— begin INPUT RECORDS —
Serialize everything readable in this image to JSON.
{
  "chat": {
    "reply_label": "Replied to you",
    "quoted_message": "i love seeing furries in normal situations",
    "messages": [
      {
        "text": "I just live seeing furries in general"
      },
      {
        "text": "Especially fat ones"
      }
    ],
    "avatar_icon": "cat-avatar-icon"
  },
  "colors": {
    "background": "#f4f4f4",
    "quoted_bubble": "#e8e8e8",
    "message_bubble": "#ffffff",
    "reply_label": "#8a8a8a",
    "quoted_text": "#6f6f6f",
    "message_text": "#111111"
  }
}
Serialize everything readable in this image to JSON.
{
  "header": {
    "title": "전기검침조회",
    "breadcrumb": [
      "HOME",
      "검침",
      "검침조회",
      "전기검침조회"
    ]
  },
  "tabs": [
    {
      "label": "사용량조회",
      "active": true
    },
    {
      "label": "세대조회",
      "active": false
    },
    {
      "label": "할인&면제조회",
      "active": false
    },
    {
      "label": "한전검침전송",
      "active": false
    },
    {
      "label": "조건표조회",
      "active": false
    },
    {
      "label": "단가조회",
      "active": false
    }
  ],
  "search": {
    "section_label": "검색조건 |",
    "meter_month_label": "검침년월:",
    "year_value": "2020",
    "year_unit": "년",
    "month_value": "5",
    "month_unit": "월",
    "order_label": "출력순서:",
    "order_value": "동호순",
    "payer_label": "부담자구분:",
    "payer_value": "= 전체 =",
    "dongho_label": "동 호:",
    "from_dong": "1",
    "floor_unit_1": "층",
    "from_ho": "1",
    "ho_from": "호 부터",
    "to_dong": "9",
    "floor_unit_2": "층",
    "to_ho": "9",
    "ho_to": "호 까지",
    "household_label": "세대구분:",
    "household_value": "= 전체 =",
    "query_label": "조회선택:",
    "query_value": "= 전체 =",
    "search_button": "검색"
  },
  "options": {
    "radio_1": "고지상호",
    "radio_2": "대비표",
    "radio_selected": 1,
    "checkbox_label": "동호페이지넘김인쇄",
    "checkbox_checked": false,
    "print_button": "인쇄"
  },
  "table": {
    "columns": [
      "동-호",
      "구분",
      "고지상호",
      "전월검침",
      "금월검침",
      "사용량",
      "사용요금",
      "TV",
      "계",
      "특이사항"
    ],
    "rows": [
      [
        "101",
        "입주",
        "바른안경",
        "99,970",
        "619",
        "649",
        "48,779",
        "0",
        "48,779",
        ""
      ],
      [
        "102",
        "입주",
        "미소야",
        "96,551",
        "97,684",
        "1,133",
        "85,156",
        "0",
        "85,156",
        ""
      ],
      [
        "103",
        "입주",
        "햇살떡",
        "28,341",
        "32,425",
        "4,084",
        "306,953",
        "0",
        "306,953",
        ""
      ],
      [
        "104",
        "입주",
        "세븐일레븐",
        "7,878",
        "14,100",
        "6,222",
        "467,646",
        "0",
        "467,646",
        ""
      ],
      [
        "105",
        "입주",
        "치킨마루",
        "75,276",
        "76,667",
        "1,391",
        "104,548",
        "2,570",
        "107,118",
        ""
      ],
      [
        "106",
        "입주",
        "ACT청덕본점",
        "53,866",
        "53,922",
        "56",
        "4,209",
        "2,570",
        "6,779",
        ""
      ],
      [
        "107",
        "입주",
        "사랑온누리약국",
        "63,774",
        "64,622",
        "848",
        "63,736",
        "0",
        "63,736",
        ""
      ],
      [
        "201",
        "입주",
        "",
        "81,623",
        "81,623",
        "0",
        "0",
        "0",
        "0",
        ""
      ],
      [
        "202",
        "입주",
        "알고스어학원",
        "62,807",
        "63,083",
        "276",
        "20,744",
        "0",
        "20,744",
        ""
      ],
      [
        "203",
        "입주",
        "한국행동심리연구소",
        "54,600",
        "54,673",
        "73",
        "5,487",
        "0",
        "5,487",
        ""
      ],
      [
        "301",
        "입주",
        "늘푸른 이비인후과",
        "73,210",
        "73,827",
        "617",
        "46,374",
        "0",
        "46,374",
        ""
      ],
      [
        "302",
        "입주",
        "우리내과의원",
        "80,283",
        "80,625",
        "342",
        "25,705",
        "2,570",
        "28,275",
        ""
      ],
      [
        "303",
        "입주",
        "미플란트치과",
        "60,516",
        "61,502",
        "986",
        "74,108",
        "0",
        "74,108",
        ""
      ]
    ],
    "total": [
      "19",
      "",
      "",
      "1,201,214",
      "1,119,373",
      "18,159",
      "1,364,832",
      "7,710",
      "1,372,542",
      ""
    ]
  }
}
— end INPUT RECORDS —
— begin INPUT RECORDS —
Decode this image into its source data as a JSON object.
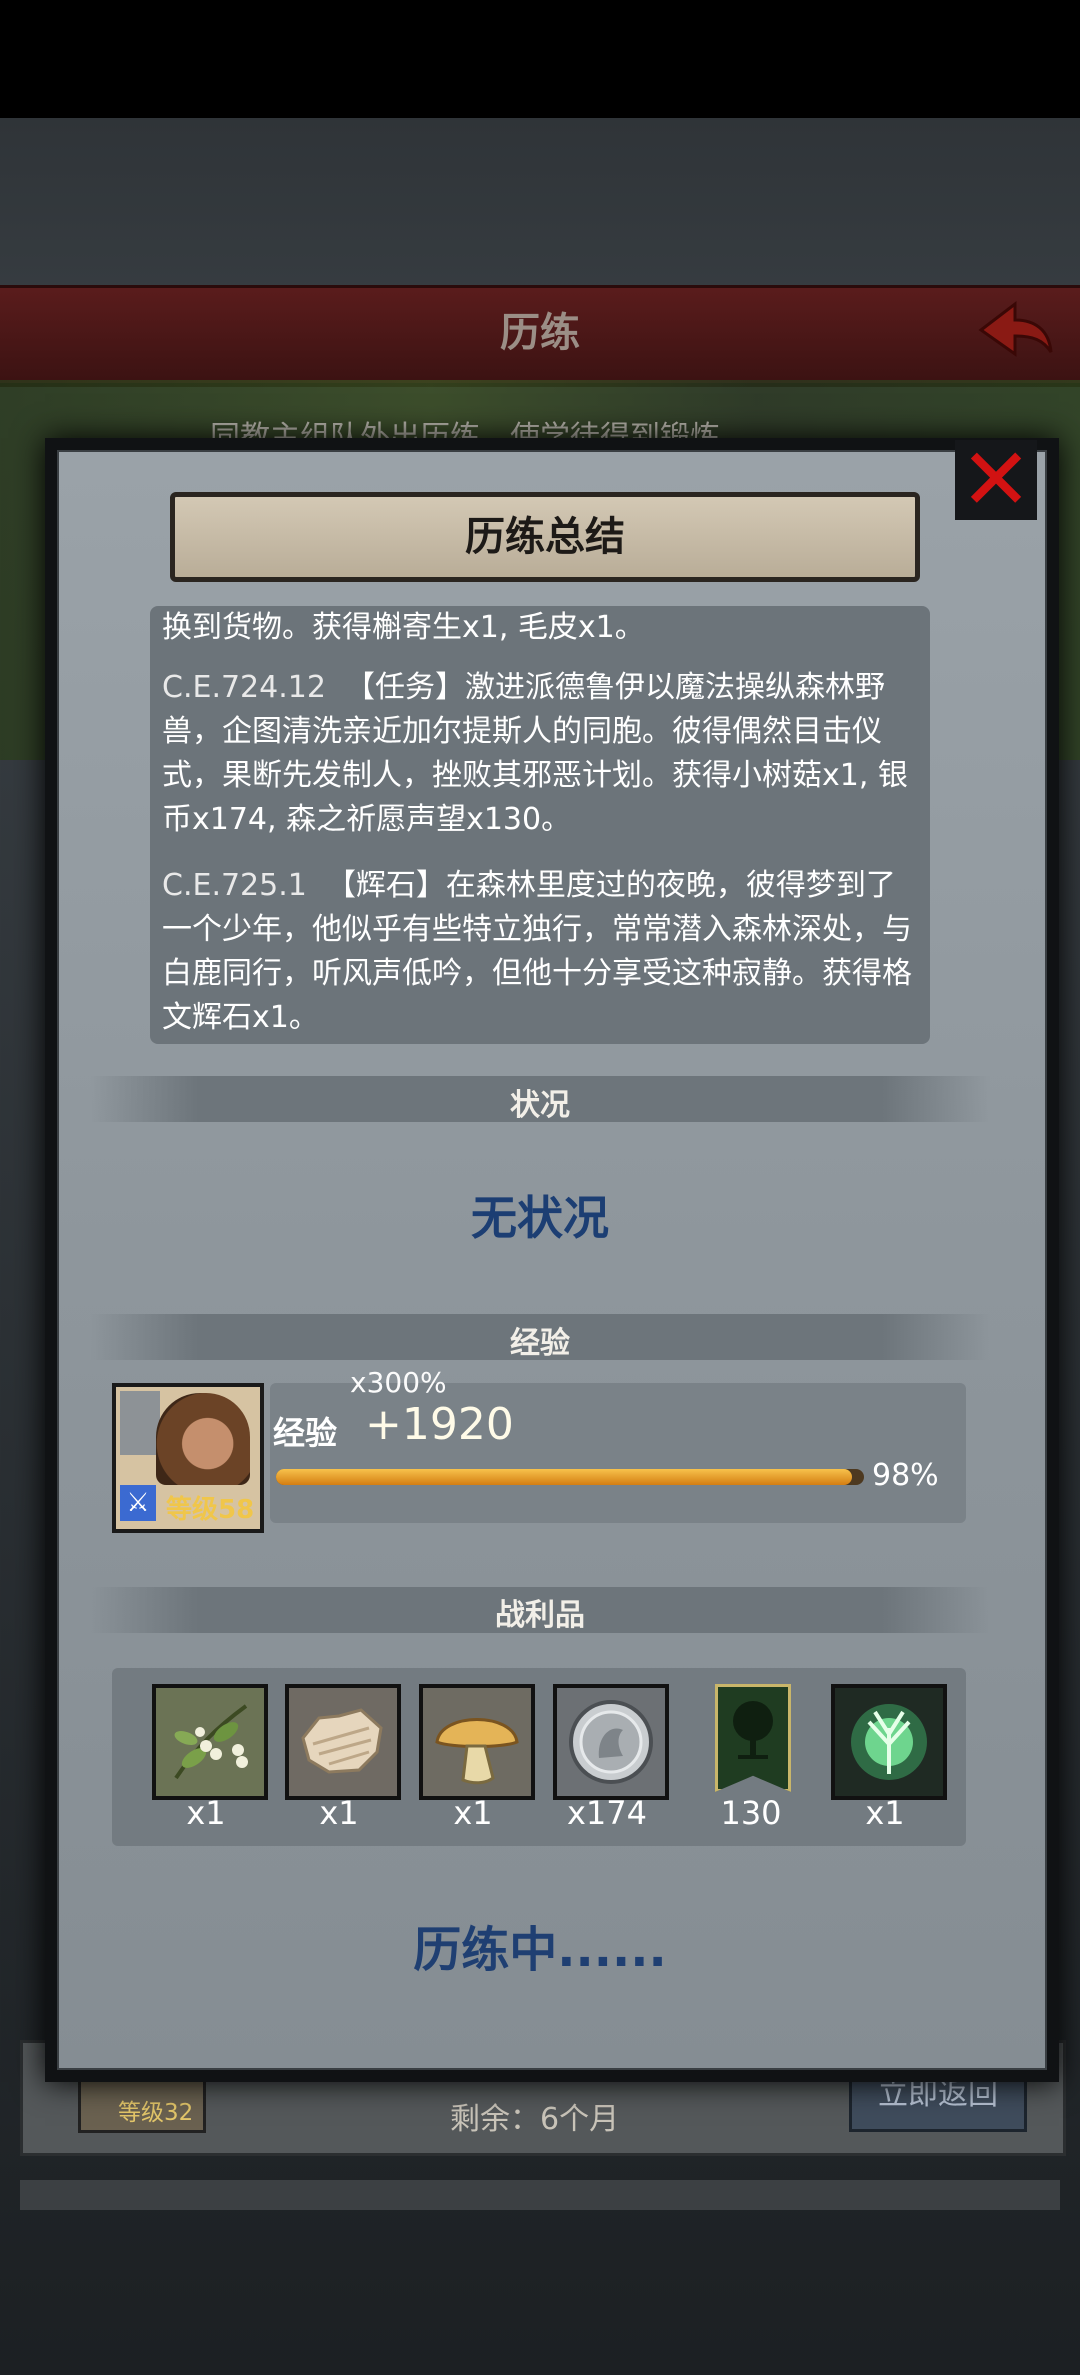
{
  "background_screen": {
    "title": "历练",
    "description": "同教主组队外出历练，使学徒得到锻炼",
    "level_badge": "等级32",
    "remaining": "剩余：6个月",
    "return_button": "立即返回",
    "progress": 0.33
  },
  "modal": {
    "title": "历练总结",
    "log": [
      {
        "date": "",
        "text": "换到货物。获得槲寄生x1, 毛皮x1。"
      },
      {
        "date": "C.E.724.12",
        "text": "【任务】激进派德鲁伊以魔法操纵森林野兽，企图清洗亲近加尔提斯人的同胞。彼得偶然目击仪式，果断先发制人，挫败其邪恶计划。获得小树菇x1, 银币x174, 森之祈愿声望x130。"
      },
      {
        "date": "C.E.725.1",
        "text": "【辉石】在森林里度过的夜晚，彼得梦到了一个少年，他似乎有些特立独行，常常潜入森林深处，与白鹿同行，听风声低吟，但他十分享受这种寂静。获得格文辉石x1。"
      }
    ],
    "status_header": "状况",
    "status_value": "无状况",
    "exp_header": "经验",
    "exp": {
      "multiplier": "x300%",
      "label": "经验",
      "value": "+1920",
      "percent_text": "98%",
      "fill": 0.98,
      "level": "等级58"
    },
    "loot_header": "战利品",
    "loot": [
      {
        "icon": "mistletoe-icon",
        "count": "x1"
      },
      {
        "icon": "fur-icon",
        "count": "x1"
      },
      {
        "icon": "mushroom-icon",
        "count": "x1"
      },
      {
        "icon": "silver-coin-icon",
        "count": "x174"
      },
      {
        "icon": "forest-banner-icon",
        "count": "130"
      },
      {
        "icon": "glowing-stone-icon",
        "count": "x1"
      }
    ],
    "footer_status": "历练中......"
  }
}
— end INPUT RECORDS —
— begin INPUT RECORDS —
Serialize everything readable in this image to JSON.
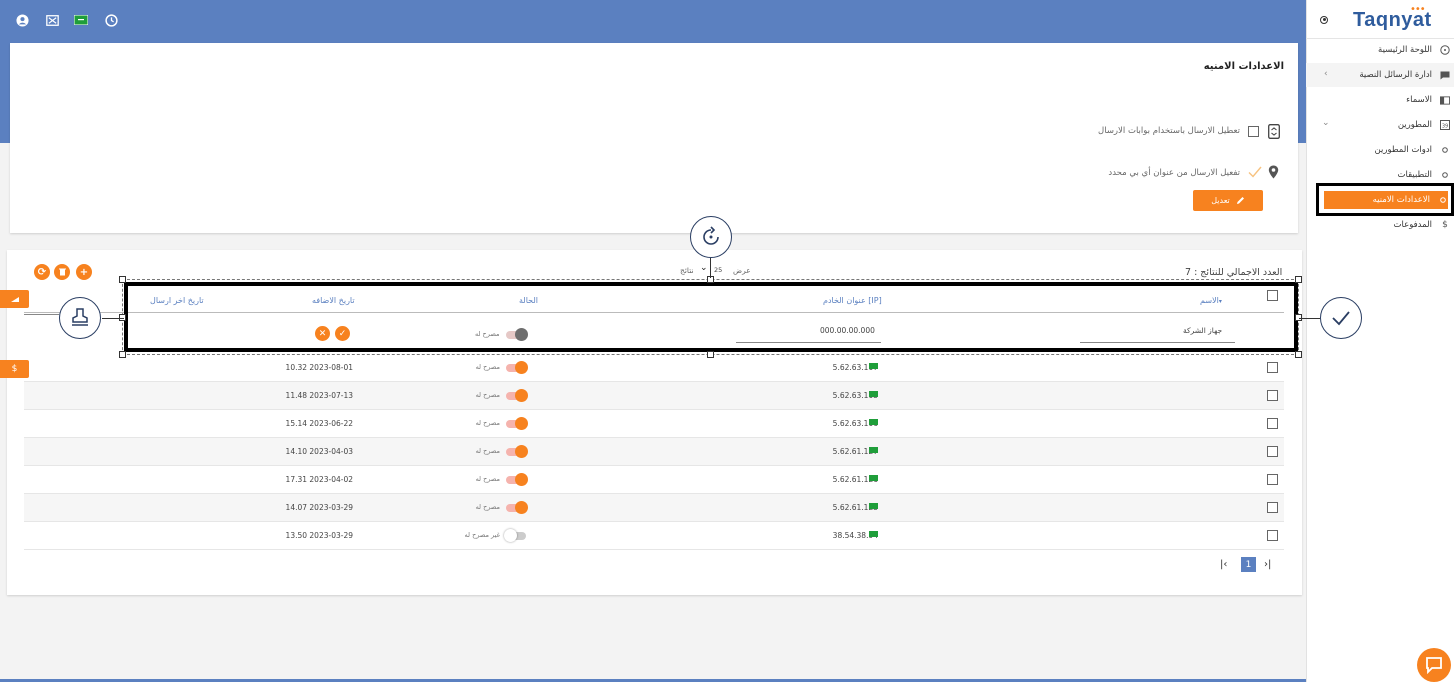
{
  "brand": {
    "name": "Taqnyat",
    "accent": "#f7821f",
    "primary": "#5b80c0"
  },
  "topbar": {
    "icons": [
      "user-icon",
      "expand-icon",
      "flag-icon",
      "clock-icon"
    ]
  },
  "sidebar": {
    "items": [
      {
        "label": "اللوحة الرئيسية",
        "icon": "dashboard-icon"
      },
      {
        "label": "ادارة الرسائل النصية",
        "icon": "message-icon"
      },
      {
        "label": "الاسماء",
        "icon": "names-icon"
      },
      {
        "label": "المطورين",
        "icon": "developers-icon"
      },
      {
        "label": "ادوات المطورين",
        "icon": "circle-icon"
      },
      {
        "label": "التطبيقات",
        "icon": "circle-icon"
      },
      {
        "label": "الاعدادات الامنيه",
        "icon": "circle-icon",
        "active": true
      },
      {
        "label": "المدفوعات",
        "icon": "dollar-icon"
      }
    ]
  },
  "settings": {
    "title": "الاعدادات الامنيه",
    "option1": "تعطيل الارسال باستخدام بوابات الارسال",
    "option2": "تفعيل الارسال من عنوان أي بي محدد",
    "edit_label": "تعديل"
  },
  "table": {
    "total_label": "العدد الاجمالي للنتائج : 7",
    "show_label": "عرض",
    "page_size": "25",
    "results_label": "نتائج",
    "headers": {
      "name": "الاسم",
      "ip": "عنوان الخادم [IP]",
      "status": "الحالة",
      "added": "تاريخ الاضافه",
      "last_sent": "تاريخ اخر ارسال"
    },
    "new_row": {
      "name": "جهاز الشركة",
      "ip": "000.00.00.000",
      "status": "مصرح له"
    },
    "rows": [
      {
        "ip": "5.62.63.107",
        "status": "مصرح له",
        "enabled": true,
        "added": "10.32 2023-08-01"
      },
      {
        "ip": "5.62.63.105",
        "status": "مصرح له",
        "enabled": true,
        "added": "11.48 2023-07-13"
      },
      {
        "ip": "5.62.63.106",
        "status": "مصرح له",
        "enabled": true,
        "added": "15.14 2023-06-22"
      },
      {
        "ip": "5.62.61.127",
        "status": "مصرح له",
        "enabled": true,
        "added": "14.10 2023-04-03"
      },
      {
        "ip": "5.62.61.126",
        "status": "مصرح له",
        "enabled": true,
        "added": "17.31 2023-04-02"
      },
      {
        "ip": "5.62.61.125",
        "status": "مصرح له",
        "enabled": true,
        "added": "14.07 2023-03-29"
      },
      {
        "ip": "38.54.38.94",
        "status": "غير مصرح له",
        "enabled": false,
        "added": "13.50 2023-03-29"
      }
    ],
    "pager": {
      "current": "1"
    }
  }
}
— end INPUT RECORDS —
**REQUIREMENTS**
Search the lines above for the string "الاعدادات", then show every one that has it.

**FINAL RESULT**
        "label": "الاعدادات الامنيه",
    "title": "الاعدادات الامنيه",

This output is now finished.